Stated task:
Reproduce each line bearing the word "return".

Given records:
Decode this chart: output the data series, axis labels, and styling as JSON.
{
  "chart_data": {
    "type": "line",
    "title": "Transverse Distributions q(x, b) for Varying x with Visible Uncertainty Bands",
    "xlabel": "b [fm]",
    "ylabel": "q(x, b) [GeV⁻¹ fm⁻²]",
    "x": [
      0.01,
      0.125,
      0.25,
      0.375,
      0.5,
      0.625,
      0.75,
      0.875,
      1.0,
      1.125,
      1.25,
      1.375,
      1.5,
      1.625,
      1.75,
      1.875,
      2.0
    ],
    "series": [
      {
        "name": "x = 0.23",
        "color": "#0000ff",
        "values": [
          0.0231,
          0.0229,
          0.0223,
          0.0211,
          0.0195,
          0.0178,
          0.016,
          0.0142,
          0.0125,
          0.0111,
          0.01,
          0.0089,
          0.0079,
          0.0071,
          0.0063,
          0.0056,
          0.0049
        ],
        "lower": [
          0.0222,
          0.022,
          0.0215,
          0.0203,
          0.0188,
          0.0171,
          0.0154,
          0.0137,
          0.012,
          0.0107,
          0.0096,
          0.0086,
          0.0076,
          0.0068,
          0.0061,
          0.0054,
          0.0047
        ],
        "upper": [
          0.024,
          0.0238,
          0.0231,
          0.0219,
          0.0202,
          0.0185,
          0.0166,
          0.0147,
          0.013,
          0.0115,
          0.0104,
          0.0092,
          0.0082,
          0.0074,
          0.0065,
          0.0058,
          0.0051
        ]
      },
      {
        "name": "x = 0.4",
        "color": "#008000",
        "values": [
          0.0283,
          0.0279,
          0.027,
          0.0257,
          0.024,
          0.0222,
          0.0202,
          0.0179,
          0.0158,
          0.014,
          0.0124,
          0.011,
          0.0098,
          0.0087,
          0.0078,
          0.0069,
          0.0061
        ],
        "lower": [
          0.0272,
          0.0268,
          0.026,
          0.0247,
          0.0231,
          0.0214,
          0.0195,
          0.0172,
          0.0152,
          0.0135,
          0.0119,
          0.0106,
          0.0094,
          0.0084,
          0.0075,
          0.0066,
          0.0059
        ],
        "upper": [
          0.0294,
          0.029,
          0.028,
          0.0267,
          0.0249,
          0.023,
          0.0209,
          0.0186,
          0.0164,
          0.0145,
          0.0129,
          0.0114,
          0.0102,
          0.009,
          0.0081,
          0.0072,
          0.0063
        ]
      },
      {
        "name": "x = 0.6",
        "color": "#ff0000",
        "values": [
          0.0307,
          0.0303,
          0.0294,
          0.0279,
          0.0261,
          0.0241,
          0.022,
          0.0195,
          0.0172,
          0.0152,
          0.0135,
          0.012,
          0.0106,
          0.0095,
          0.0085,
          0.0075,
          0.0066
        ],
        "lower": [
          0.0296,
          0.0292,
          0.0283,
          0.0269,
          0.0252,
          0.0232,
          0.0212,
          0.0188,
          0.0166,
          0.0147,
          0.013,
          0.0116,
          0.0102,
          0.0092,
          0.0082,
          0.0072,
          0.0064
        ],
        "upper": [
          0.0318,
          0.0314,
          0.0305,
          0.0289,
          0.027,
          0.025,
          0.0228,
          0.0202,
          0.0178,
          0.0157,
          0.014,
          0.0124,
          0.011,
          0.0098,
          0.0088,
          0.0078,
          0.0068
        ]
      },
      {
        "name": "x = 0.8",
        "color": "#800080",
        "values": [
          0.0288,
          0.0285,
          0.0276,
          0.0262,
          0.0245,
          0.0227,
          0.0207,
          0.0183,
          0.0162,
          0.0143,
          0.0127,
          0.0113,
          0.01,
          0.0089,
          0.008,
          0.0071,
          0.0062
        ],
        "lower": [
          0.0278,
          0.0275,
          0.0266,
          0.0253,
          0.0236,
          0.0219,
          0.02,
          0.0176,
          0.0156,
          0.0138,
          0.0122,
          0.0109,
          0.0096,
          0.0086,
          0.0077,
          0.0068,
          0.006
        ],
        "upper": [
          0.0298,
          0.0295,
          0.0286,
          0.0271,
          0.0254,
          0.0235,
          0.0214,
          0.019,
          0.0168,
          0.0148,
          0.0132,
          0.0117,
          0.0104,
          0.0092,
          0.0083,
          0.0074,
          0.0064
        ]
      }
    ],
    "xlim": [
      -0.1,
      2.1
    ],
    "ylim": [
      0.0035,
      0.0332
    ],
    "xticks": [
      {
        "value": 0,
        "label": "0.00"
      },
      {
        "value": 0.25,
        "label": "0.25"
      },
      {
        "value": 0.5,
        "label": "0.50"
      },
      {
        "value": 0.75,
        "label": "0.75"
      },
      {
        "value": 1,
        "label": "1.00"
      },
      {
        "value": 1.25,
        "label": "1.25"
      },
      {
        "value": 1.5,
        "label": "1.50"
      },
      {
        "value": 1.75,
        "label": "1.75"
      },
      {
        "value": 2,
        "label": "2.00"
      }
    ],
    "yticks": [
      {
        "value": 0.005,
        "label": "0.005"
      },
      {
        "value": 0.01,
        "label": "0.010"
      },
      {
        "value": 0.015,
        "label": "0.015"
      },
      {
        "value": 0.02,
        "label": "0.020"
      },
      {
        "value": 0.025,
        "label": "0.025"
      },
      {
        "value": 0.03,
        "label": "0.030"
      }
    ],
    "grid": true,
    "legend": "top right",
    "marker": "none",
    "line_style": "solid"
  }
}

--

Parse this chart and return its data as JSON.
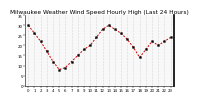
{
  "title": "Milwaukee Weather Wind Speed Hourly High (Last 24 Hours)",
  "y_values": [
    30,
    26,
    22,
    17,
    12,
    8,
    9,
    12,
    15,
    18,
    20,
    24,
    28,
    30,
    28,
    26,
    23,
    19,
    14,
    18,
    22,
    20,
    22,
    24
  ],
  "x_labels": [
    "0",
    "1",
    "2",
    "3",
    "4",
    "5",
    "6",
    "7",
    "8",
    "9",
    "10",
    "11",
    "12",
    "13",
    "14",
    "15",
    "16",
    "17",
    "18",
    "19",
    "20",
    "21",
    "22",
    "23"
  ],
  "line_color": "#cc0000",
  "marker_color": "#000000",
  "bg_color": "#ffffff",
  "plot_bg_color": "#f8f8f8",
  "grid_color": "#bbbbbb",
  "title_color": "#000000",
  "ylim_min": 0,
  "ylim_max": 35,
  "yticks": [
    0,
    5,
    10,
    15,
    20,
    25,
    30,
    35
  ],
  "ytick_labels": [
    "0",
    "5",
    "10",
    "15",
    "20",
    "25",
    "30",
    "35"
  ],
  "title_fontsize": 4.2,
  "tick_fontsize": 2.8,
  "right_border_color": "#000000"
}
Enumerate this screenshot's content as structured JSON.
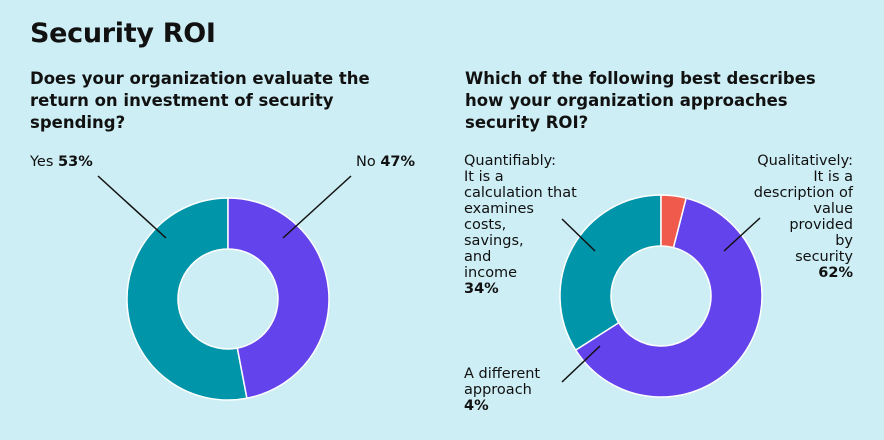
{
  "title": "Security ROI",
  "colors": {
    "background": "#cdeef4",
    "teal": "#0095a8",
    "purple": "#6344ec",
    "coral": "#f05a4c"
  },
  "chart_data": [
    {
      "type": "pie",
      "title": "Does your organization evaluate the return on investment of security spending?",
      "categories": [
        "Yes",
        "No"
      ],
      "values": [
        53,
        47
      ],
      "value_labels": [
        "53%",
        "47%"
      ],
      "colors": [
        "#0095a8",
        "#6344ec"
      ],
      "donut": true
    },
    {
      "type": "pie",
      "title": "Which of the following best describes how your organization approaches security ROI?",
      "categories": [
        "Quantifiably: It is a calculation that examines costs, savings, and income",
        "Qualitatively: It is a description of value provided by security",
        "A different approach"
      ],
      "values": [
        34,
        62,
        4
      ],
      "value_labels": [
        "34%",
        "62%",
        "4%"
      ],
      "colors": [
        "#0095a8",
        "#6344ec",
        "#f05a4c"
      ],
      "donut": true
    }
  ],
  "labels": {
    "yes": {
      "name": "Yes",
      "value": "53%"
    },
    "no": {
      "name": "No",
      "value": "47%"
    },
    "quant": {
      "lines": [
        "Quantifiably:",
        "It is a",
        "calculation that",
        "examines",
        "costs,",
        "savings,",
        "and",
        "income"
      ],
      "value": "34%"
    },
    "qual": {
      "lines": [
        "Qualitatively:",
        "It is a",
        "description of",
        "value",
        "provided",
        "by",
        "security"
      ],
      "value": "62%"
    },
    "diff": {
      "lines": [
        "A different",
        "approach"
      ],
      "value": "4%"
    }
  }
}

Result of this task:
Parse this chart and return its data as JSON.
      "title": "Does your organization evaluate the return on investment of security spending?",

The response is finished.